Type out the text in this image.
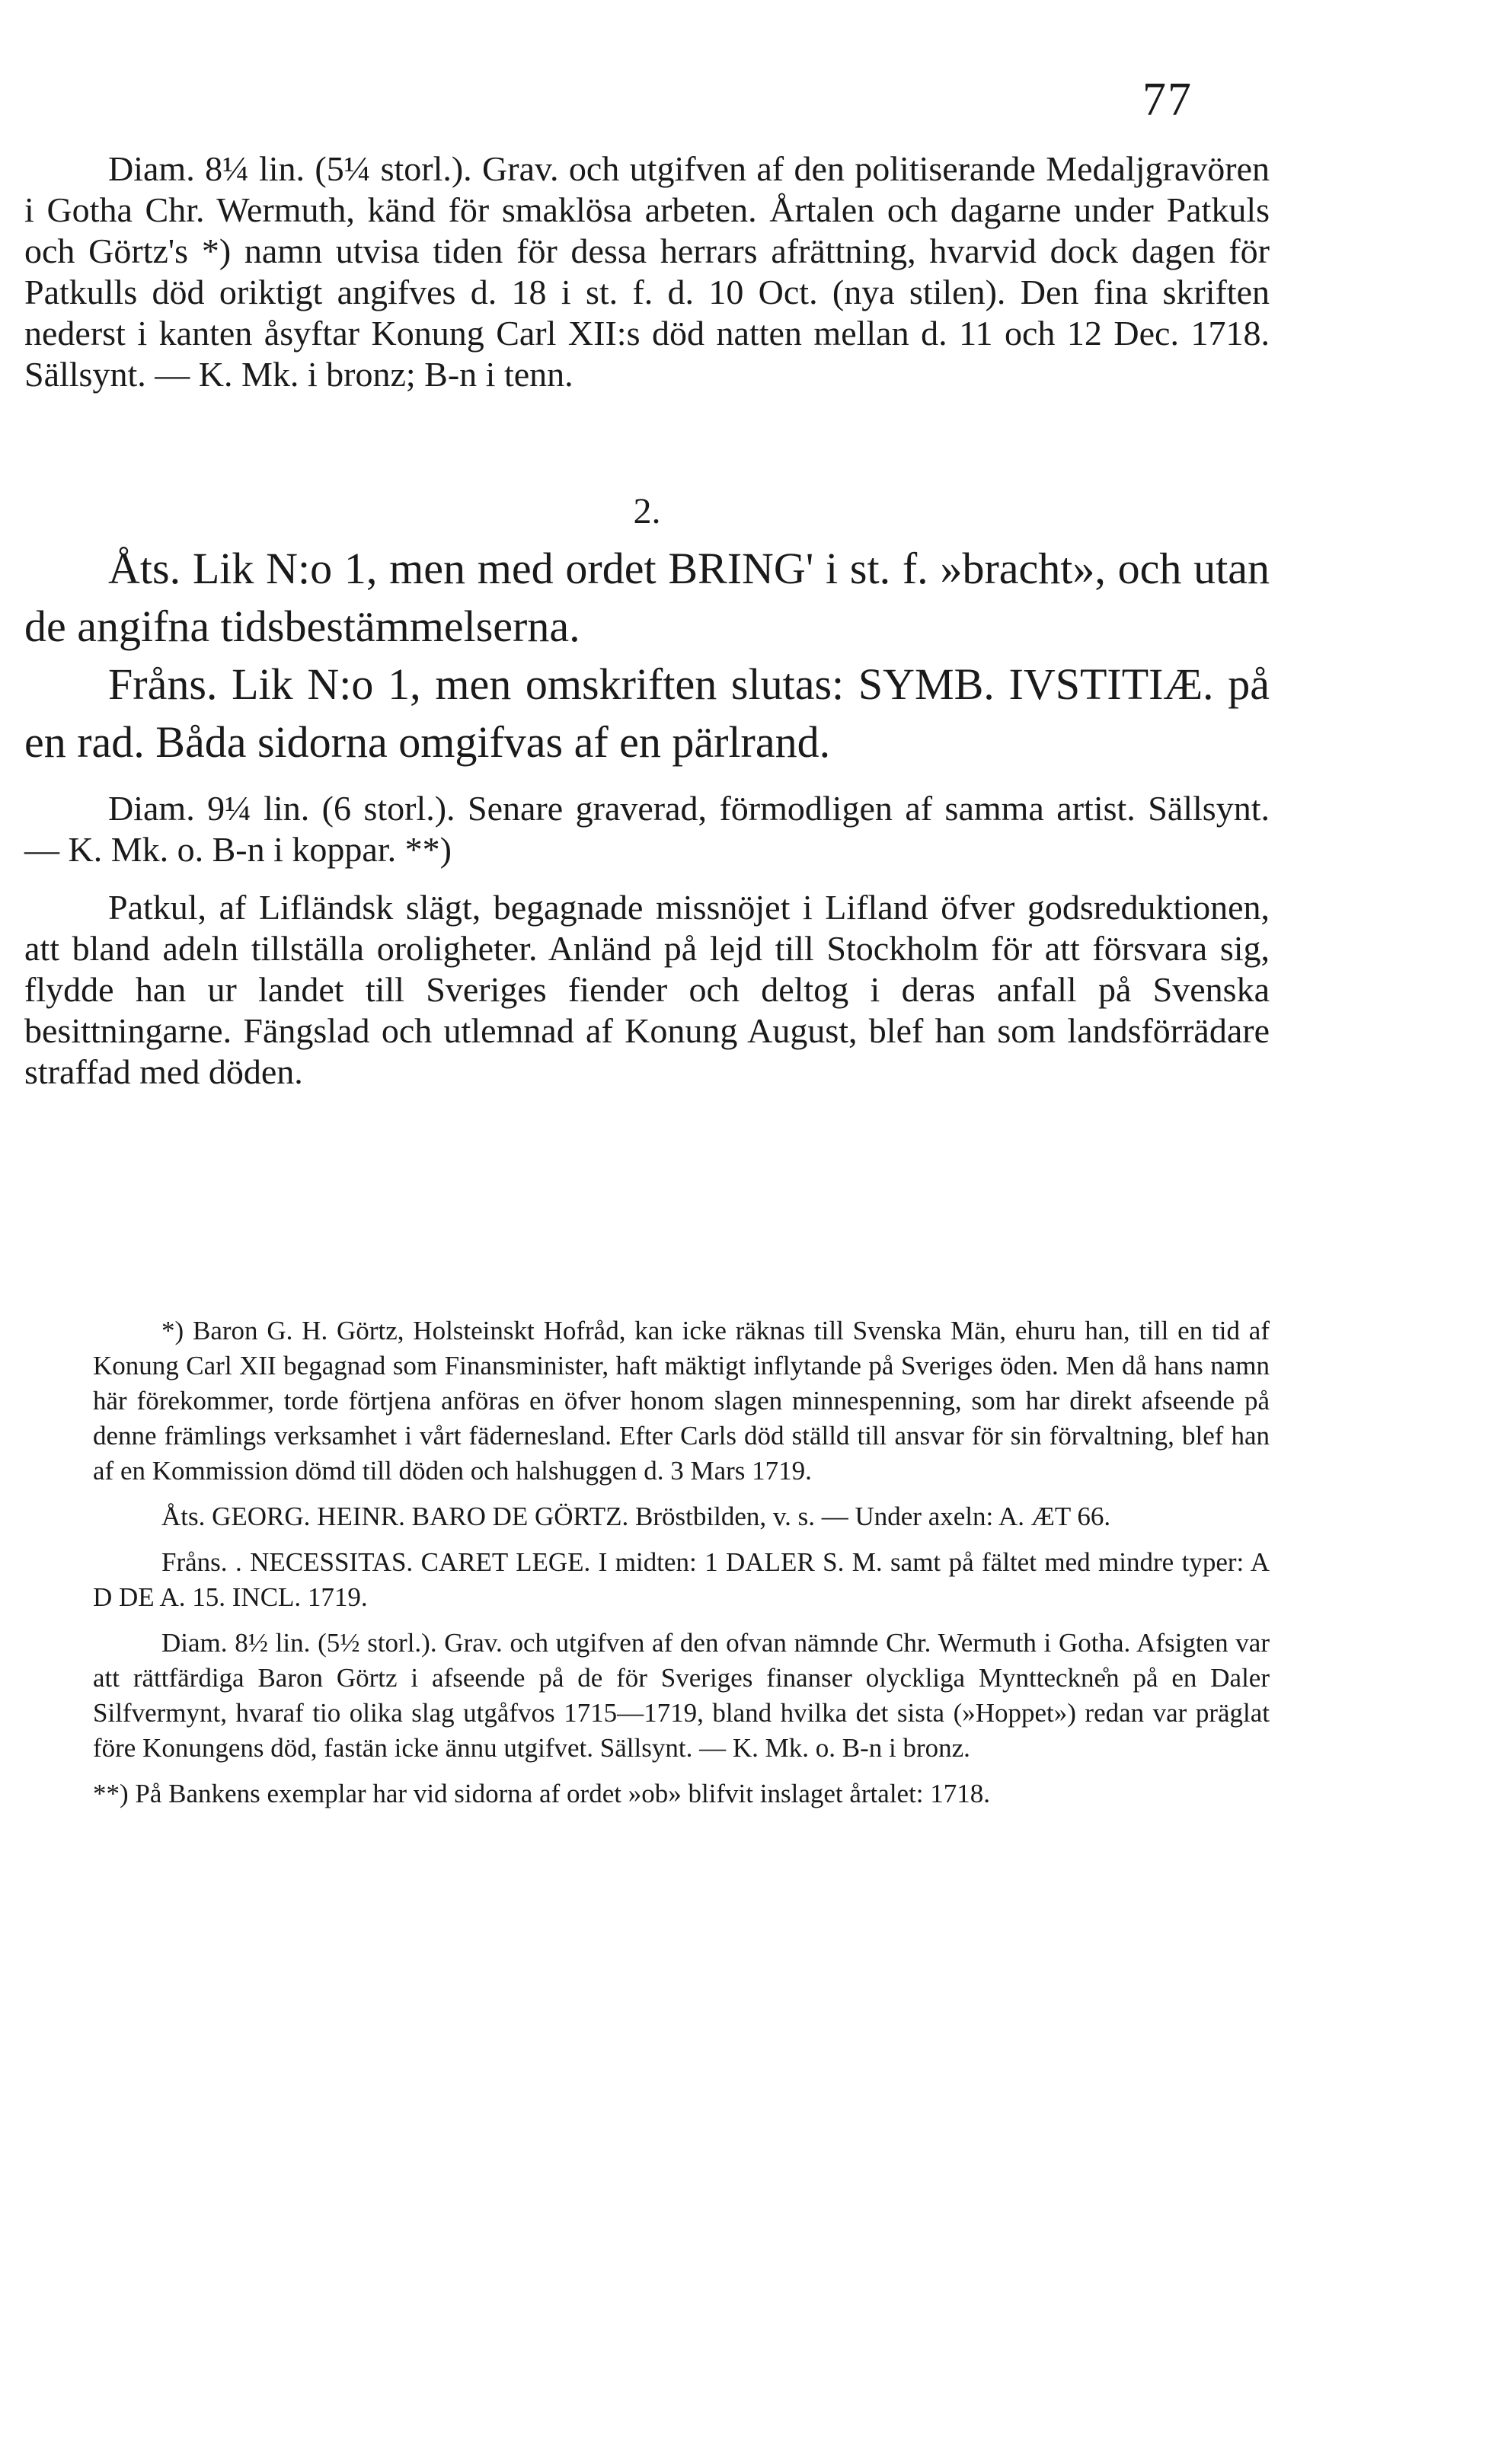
77

Diam. 8¼ lin. (5¼ storl.). Grav. och utgifven af den politiserande Medaljgravören i Gotha Chr. Wermuth, känd för smaklösa arbeten. Årtalen och dagarne under Patkuls och Görtz's *) namn utvisa tiden för dessa herrars afrättning, hvarvid dock dagen för Patkulls död oriktigt angifves d. 18 i st. f. d. 10 Oct. (nya stilen). Den fina skriften nederst i kanten åsyftar Konung Carl XII:s död natten mellan d. 11 och 12 Dec. 1718. Sällsynt. — K. Mk. i bronz; B-n i tenn.

2.

Åts. Lik N:o 1, men med ordet BRING' i st. f. »bracht», och utan de angifna tidsbestämmelserna.

Fråns. Lik N:o 1, men omskriften slutas: SYMB. IVSTITIÆ. på en rad. Båda sidorna omgifvas af en pärlrand.

Diam. 9¼ lin. (6 storl.). Senare graverad, förmodligen af samma artist. Sällsynt. — K. Mk. o. B-n i koppar. **)

Patkul, af Lifländsk slägt, begagnade missnöjet i Lifland öfver godsreduktionen, att bland adeln tillställa oroligheter. Anländ på lejd till Stockholm för att försvara sig, flydde han ur landet till Sveriges fiender och deltog i deras anfall på Svenska besittningarne. Fängslad och utlemnad af Konung August, blef han som landsförrädare straffad med döden.

*) Baron G. H. Görtz, Holsteinskt Hofråd, kan icke räknas till Svenska Män, ehuru han, till en tid af Konung Carl XII begagnad som Finansminister, haft mäktigt inflytande på Sveriges öden. Men då hans namn här förekommer, torde förtjena anföras en öfver honom slagen minnespenning, som har direkt afseende på denne främlings verksamhet i vårt fädernesland. Efter Carls död ställd till ansvar för sin förvaltning, blef han af en Kommission dömd till döden och halshuggen d. 3 Mars 1719.

Åts. GEORG. HEINR. BARO DE GÖRTZ. Bröstbilden, v. s. — Under axeln: A. ÆT 66.

Fråns. . NECESSITAS. CARET LEGE. I midten: 1 DALER S. M. samt på fältet med mindre typer: A D DE A. 15. INCL. 1719.

Diam. 8½ lin. (5½ storl.). Grav. och utgifven af den ofvan nämnde Chr. Wermuth i Gotha. Afsigten var att rättfärdiga Baron Görtz i afseende på de för Sveriges finanser olyckliga Myntteckne̊n på en Daler Silfvermynt, hvaraf tio olika slag utgåfvos 1715—1719, bland hvilka det sista (»Hoppet») redan var präglat före Konungens död, fastän icke ännu utgifvet. Sällsynt. — K. Mk. o. B-n i bronz.

**) På Bankens exemplar har vid sidorna af ordet »ob» blifvit inslaget årtalet: 1718.
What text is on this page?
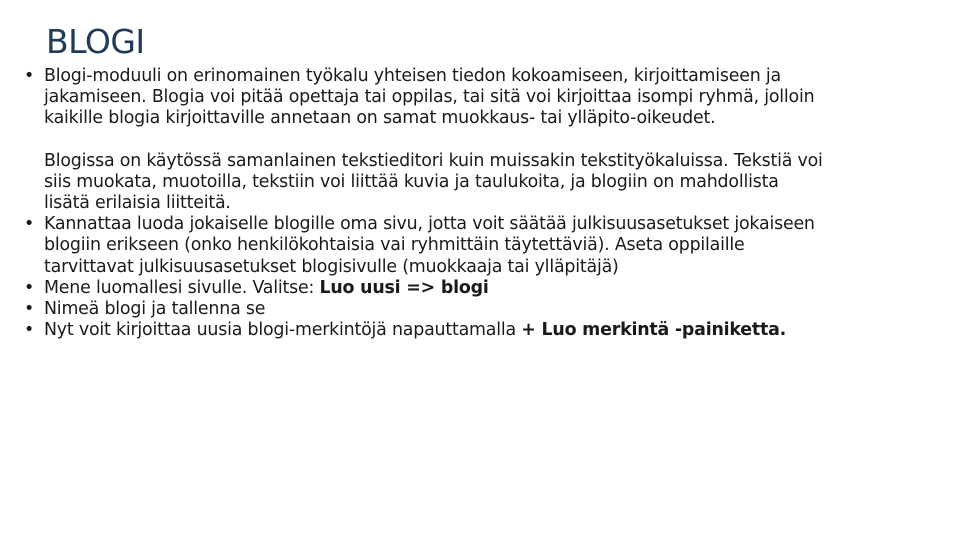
BLOGI

• Blogi-moduuli on erinomainen työkalu yhteisen tiedon kokoamiseen, kirjoittamiseen ja jakamiseen. Blogia voi pitää opettaja tai oppilas, tai sitä voi kirjoittaa isompi ryhmä, jolloin kaikille blogia kirjoittaville annetaan on samat muokkaus- tai ylläpito-oikeudet.

Blogissa on käytössä samanlainen tekstieditori kuin muissakin tekstityökaluissa. Tekstiä voi siis muokata, muotoilla, tekstiin voi liittää kuvia ja taulukoita, ja blogiin on mahdollista lisätä erilaisia liitteitä.

• Kannattaa luoda jokaiselle blogille oma sivu, jotta voit säätää julkisuusasetukset jokaiseen blogiin erikseen (onko henkilökohtaisia vai ryhmittäin täytettäviä). Aseta oppilaille tarvittavat julkisuusasetukset blogisivulle (muokkaaja tai ylläpitäjä)

• Mene luomallesi sivulle. Valitse: Luo uusi => blogi

• Nimeä blogi ja tallenna se

• Nyt voit kirjoittaa uusia blogi-merkintöjä napauttamalla + Luo merkintä -painiketta.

What to produce. Print the records word for word and exclude any picture they hold.

Reply to the task.
Type out the text in this image.
77

Diam. 8¼ lin. (5¼ storl.). Grav. och utgifven af den politiserande Medaljgravören i Gotha Chr. Wermuth, känd för smaklösa arbeten. Årtalen och dagarne under Patkuls och Görtz's *) namn utvisa tiden för dessa herrars afrättning, hvarvid dock dagen för Patkulls död oriktigt angifves d. 18 i st. f. d. 10 Oct. (nya stilen). Den fina skriften nederst i kanten åsyftar Konung Carl XII:s död natten mellan d. 11 och 12 Dec. 1718. Sällsynt. — K. Mk. i bronz; B-n i tenn.

2.

Åts. Lik N:o 1, men med ordet BRING' i st. f. »bracht», och utan de angifna tidsbestämmelserna.

Fråns. Lik N:o 1, men omskriften slutas: SYMB. IVSTITIÆ. på en rad. Båda sidorna omgifvas af en pärlrand.

Diam. 9¼ lin. (6 storl.). Senare graverad, förmodligen af samma artist. Sällsynt. — K. Mk. o. B-n i koppar. **)

Patkul, af Lifländsk slägt, begagnade missnöjet i Lifland öfver godsreduktionen, att bland adeln tillställa oroligheter. Anländ på lejd till Stockholm för att försvara sig, flydde han ur landet till Sveriges fiender och deltog i deras anfall på Svenska besittningarne. Fängslad och utlemnad af Konung August, blef han som landsförrädare straffad med döden.

*) Baron G. H. Görtz, Holsteinskt Hofråd, kan icke räknas till Svenska Män, ehuru han, till en tid af Konung Carl XII begagnad som Finansminister, haft mäktigt inflytande på Sveriges öden. Men då hans namn här förekommer, torde förtjena anföras en öfver honom slagen minnespenning, som har direkt afseende på denne främlings verksamhet i vårt fädernesland. Efter Carls död ställd till ansvar för sin förvaltning, blef han af en Kommission dömd till döden och halshuggen d. 3 Mars 1719.

Åts. GEORG. HEINR. BARO DE GÖRTZ. Bröstbilden, v. s. — Under axeln: A. ÆT 66.

Fråns. . NECESSITAS. CARET LEGE. I midten: 1 DALER S. M. samt på fältet med mindre typer: A D DE A. 15. INCL. 1719.

Diam. 8½ lin. (5½ storl.). Grav. och utgifven af den ofvan nämnde Chr. Wermuth i Gotha. Afsigten var att rättfärdiga Baron Görtz i afseende på de för Sveriges finanser olyckliga Myntteckne̊n på en Daler Silfvermynt, hvaraf tio olika slag utgåfvos 1715—1719, bland hvilka det sista (»Hoppet») redan var präglat före Konungens död, fastän icke ännu utgifvet. Sällsynt. — K. Mk. o. B-n i bronz.

**) På Bankens exemplar har vid sidorna af ordet »ob» blifvit inslaget årtalet: 1718.
What text is on this page?
BLOGI

• Blogi-moduuli on erinomainen työkalu yhteisen tiedon kokoamiseen, kirjoittamiseen ja jakamiseen. Blogia voi pitää opettaja tai oppilas, tai sitä voi kirjoittaa isompi ryhmä, jolloin kaikille blogia kirjoittaville annetaan on samat muokkaus- tai ylläpito-oikeudet.

Blogissa on käytössä samanlainen tekstieditori kuin muissakin tekstityökaluissa. Tekstiä voi siis muokata, muotoilla, tekstiin voi liittää kuvia ja taulukoita, ja blogiin on mahdollista lisätä erilaisia liitteitä.

• Kannattaa luoda jokaiselle blogille oma sivu, jotta voit säätää julkisuusasetukset jokaiseen blogiin erikseen (onko henkilökohtaisia vai ryhmittäin täytettäviä). Aseta oppilaille tarvittavat julkisuusasetukset blogisivulle (muokkaaja tai ylläpitäjä)

• Mene luomallesi sivulle. Valitse: Luo uusi => blogi

• Nimeä blogi ja tallenna se

• Nyt voit kirjoittaa uusia blogi-merkintöjä napauttamalla + Luo merkintä -painiketta.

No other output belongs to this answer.